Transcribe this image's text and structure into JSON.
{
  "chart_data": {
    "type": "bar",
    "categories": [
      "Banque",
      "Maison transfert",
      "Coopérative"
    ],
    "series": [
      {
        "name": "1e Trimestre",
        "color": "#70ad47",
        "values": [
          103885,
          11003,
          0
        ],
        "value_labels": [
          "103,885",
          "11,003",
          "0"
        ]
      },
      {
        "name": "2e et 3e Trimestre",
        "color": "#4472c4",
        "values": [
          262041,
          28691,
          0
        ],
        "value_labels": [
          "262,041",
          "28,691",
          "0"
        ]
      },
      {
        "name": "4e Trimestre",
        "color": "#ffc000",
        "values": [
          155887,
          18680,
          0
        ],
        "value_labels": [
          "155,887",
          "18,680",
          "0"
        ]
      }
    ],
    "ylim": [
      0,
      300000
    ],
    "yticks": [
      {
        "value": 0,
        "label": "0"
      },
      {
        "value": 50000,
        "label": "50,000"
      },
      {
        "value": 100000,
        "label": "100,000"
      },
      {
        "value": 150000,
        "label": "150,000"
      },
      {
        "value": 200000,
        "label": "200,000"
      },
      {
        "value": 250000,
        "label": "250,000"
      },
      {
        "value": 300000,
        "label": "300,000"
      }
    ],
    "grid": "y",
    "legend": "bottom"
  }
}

== Problem to work on ==
State how many lines in the records above contain the word "color", giving only the number.

== Completed task ==
3